(Dataset records on visual material)
_ _ _

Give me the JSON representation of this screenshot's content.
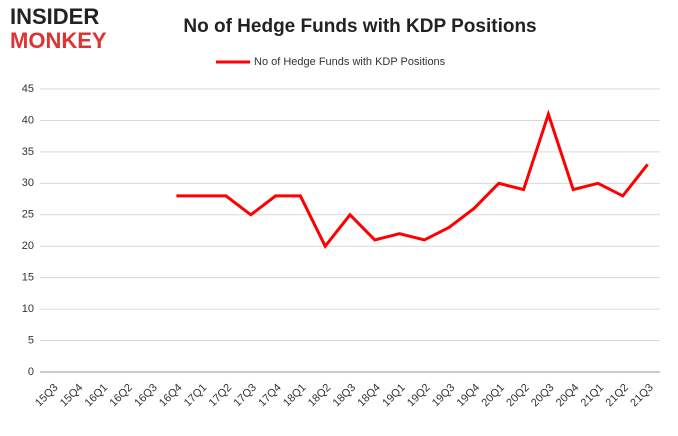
{
  "logo": {
    "line1": "INSIDER",
    "line2": "MONKEY"
  },
  "chart_data": {
    "type": "line",
    "title": "No of Hedge Funds with KDP Positions",
    "categories": [
      "15Q3",
      "15Q4",
      "16Q1",
      "16Q2",
      "16Q3",
      "16Q4",
      "17Q1",
      "17Q2",
      "17Q3",
      "17Q4",
      "18Q1",
      "18Q2",
      "18Q3",
      "18Q4",
      "19Q1",
      "19Q2",
      "19Q3",
      "19Q4",
      "20Q1",
      "20Q2",
      "20Q3",
      "20Q4",
      "21Q1",
      "21Q2",
      "21Q3"
    ],
    "series": [
      {
        "name": "No of Hedge Funds with KDP Positions",
        "color": "#ff0000",
        "values": [
          null,
          null,
          null,
          null,
          null,
          28,
          28,
          28,
          25,
          28,
          28,
          20,
          25,
          21,
          22,
          21,
          23,
          26,
          30,
          29,
          41,
          29,
          30,
          28,
          33
        ]
      }
    ],
    "ylim": [
      0,
      45
    ],
    "yticks": [
      0,
      5,
      10,
      15,
      20,
      25,
      30,
      35,
      40,
      45
    ],
    "grid": true,
    "legend": "top"
  }
}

_ _ _

# EXERCISE INSTRUCTIONS
Keep the pictures out of your copy, and repeat every entry above exactly.

# RESULT
Give me the JSON representation of this screenshot's content.
{
  "logo": {
    "line1": "INSIDER",
    "line2": "MONKEY"
  },
  "chart_data": {
    "type": "line",
    "title": "No of Hedge Funds with KDP Positions",
    "categories": [
      "15Q3",
      "15Q4",
      "16Q1",
      "16Q2",
      "16Q3",
      "16Q4",
      "17Q1",
      "17Q2",
      "17Q3",
      "17Q4",
      "18Q1",
      "18Q2",
      "18Q3",
      "18Q4",
      "19Q1",
      "19Q2",
      "19Q3",
      "19Q4",
      "20Q1",
      "20Q2",
      "20Q3",
      "20Q4",
      "21Q1",
      "21Q2",
      "21Q3"
    ],
    "series": [
      {
        "name": "No of Hedge Funds with KDP Positions",
        "color": "#ff0000",
        "values": [
          null,
          null,
          null,
          null,
          null,
          28,
          28,
          28,
          25,
          28,
          28,
          20,
          25,
          21,
          22,
          21,
          23,
          26,
          30,
          29,
          41,
          29,
          30,
          28,
          33
        ]
      }
    ],
    "ylim": [
      0,
      45
    ],
    "yticks": [
      0,
      5,
      10,
      15,
      20,
      25,
      30,
      35,
      40,
      45
    ],
    "grid": true,
    "legend": "top"
  }
}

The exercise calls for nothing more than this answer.